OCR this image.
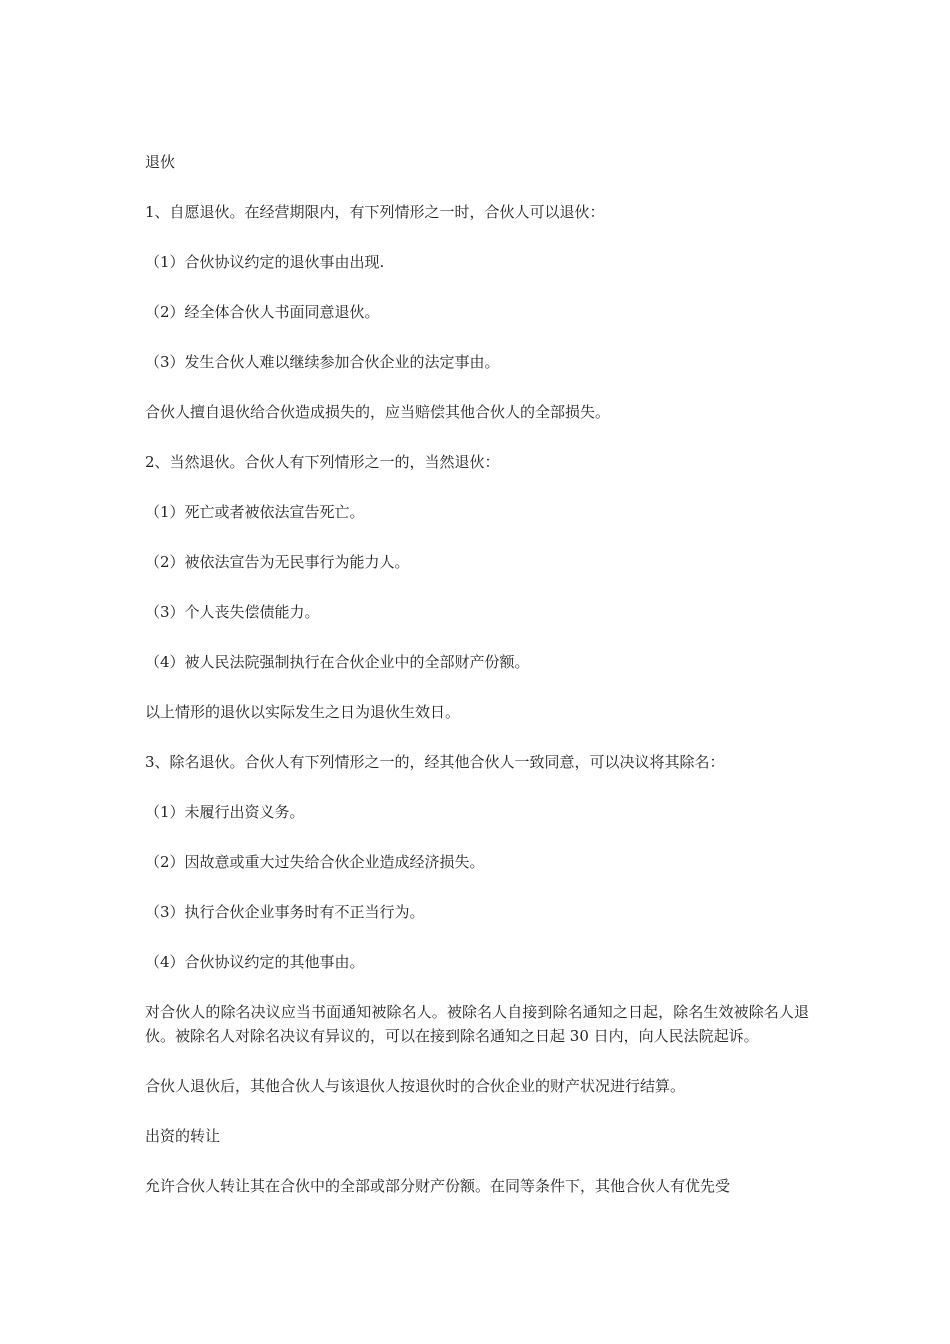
退伙

1、自愿退伙。在经营期限内，有下列情形之一时，合伙人可以退伙：

（1）合伙协议约定的退伙事由出现.

（2）经全体合伙人书面同意退伙。

（3）发生合伙人难以继续参加合伙企业的法定事由。

合伙人擅自退伙给合伙造成损失的，应当赔偿其他合伙人的全部损失。

2、当然退伙。合伙人有下列情形之一的，当然退伙：

（1）死亡或者被依法宣告死亡。

（2）被依法宣告为无民事行为能力人。

（3）个人丧失偿债能力。

（4）被人民法院强制执行在合伙企业中的全部财产份额。

以上情形的退伙以实际发生之日为退伙生效日。

3、除名退伙。合伙人有下列情形之一的，经其他合伙人一致同意，可以决议将其除名：

（1）未履行出资义务。

（2）因故意或重大过失给合伙企业造成经济损失。

（3）执行合伙企业事务时有不正当行为。

（4）合伙协议约定的其他事由。

对合伙人的除名决议应当书面通知被除名人。被除名人自接到除名通知之日起，除名生效被除名人退伙。被除名人对除名决议有异议的，可以在接到除名通知之日起 30 日内，向人民法院起诉。

合伙人退伙后，其他合伙人与该退伙人按退伙时的合伙企业的财产状况进行结算。

出资的转让

允许合伙人转让其在合伙中的全部或部分财产份额。在同等条件下，其他合伙人有优先受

§ **SET TASK**: Return the whole listing, word for word, and leave out every picture.

§ **ANSWER**:
OCR this image.
退伙

1、自愿退伙。在经营期限内，有下列情形之一时，合伙人可以退伙：

（1）合伙协议约定的退伙事由出现.

（2）经全体合伙人书面同意退伙。

（3）发生合伙人难以继续参加合伙企业的法定事由。

合伙人擅自退伙给合伙造成损失的，应当赔偿其他合伙人的全部损失。

2、当然退伙。合伙人有下列情形之一的，当然退伙：

（1）死亡或者被依法宣告死亡。

（2）被依法宣告为无民事行为能力人。

（3）个人丧失偿债能力。

（4）被人民法院强制执行在合伙企业中的全部财产份额。

以上情形的退伙以实际发生之日为退伙生效日。

3、除名退伙。合伙人有下列情形之一的，经其他合伙人一致同意，可以决议将其除名：

（1）未履行出资义务。

（2）因故意或重大过失给合伙企业造成经济损失。

（3）执行合伙企业事务时有不正当行为。

（4）合伙协议约定的其他事由。

对合伙人的除名决议应当书面通知被除名人。被除名人自接到除名通知之日起，除名生效被除名人退伙。被除名人对除名决议有异议的，可以在接到除名通知之日起 30 日内，向人民法院起诉。

合伙人退伙后，其他合伙人与该退伙人按退伙时的合伙企业的财产状况进行结算。

出资的转让

允许合伙人转让其在合伙中的全部或部分财产份额。在同等条件下，其他合伙人有优先受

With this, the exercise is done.